EXTRACTED DATA =>
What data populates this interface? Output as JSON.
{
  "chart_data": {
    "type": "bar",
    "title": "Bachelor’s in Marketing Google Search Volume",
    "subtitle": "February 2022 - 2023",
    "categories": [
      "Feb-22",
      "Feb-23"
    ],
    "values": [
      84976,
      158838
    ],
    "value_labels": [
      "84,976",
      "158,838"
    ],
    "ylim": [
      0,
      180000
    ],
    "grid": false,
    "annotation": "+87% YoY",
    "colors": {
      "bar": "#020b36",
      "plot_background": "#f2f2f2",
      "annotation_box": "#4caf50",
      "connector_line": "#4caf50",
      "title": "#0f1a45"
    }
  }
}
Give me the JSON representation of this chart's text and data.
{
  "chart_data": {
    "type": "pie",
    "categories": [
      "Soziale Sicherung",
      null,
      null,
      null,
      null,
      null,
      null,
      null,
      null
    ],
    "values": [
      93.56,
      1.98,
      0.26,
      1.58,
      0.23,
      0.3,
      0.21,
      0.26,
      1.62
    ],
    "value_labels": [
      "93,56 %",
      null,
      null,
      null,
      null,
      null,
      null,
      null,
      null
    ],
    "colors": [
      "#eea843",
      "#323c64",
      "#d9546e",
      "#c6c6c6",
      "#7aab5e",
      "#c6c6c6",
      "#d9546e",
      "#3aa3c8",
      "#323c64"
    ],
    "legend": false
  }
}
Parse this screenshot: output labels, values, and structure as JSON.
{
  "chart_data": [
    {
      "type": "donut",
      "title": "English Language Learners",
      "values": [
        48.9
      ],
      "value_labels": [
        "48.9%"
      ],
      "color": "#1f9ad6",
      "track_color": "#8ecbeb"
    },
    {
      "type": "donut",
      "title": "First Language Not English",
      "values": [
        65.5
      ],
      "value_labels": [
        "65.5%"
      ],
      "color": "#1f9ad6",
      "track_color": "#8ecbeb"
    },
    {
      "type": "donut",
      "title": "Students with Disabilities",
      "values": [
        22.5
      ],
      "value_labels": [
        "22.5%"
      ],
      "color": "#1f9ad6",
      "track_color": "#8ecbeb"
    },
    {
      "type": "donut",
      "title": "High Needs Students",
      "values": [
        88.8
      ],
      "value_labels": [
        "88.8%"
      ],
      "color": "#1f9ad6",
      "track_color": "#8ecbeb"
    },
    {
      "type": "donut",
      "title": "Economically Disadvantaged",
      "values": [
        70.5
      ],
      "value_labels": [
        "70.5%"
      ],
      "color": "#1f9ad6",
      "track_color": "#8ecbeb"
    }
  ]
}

INSTRUCTIONS TO FOLLOW => From the records above, pull out every line containing the word "Students".

COMPLETE OUTPUT =>
      "title": "Students with Disabilities",
      "title": "High Needs Students",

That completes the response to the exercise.